Identify each line in the records below that contains the word "Віталію", and copy it.

• SOURCE RECORDS:
▬▬▬

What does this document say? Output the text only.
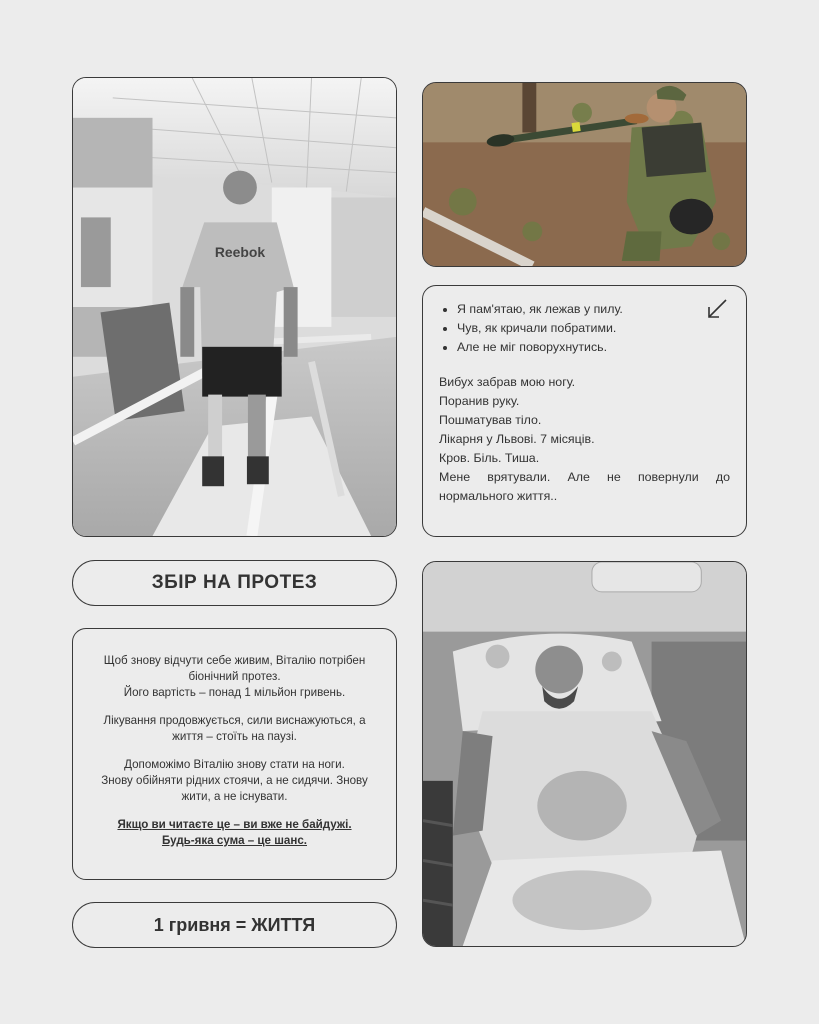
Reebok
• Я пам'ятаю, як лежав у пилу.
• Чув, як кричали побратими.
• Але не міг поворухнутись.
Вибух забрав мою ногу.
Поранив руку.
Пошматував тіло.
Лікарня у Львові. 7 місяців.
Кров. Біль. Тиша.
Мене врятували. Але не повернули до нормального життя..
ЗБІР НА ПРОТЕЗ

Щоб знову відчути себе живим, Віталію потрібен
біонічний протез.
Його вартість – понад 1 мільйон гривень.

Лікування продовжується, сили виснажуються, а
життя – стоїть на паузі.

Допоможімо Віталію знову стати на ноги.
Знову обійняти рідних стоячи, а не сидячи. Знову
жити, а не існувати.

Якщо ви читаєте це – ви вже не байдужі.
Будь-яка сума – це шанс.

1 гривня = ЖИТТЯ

▬▬▬

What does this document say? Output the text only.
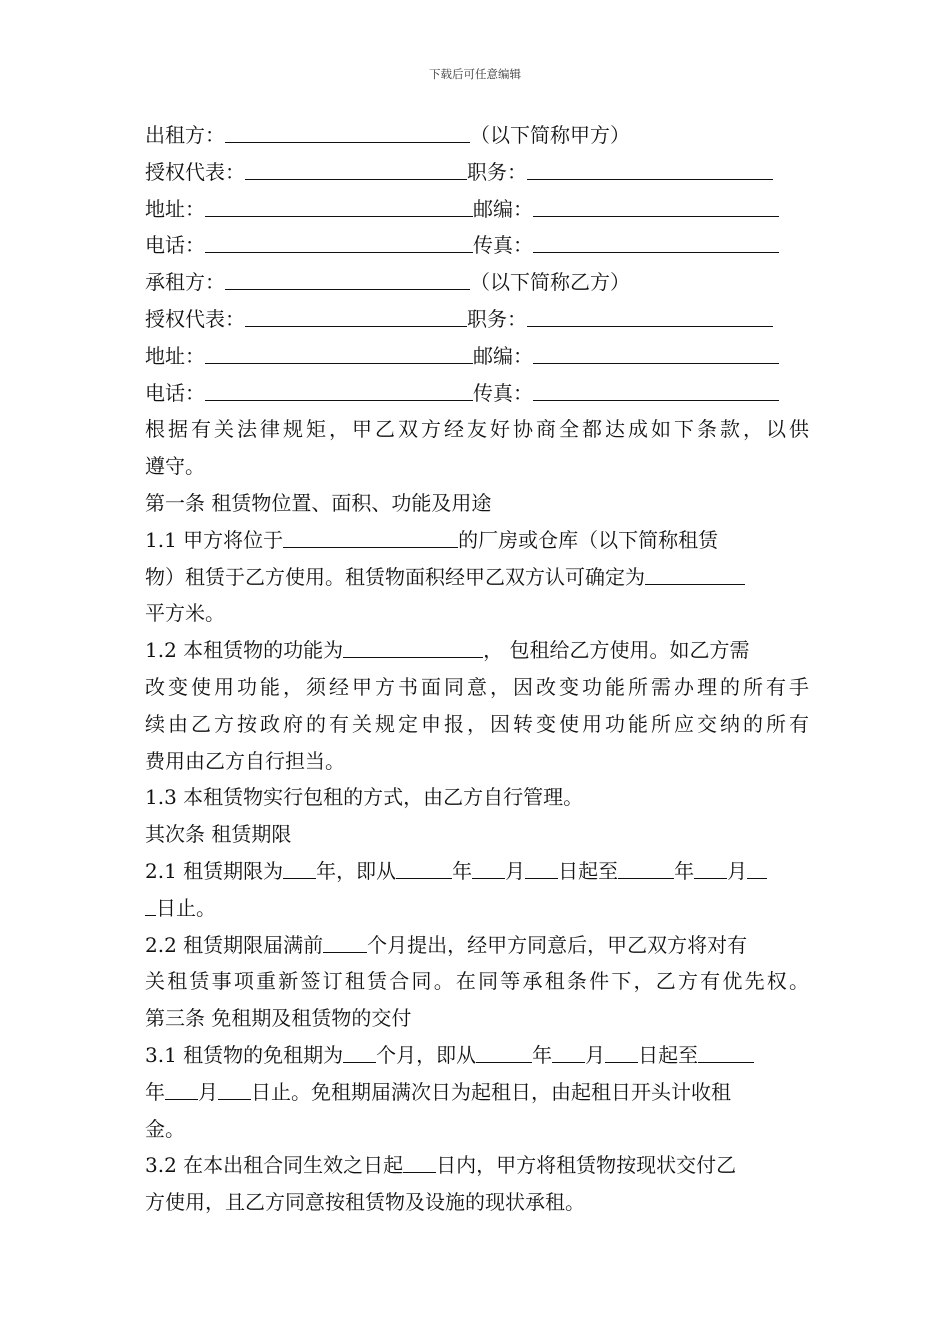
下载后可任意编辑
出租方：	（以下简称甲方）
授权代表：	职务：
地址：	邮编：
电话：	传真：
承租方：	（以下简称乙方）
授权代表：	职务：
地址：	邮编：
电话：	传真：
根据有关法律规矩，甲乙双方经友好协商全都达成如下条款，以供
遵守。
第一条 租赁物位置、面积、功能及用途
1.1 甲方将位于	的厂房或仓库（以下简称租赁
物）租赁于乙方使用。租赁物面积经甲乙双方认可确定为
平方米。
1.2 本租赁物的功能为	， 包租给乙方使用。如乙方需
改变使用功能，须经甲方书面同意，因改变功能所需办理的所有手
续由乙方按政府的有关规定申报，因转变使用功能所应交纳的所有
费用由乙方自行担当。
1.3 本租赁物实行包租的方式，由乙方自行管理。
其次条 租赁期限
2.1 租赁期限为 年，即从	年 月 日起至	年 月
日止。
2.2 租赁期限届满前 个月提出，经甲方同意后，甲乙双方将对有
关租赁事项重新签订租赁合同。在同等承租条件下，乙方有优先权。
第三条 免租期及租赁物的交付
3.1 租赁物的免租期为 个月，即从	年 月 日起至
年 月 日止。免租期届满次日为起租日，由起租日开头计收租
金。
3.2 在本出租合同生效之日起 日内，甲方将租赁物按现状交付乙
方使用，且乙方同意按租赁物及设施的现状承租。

▬▬▬

• WORKED SOLUTION:
Щоб знову відчути себе живим, Віталію потрібен
Допоможімо Віталію знову стати на ноги.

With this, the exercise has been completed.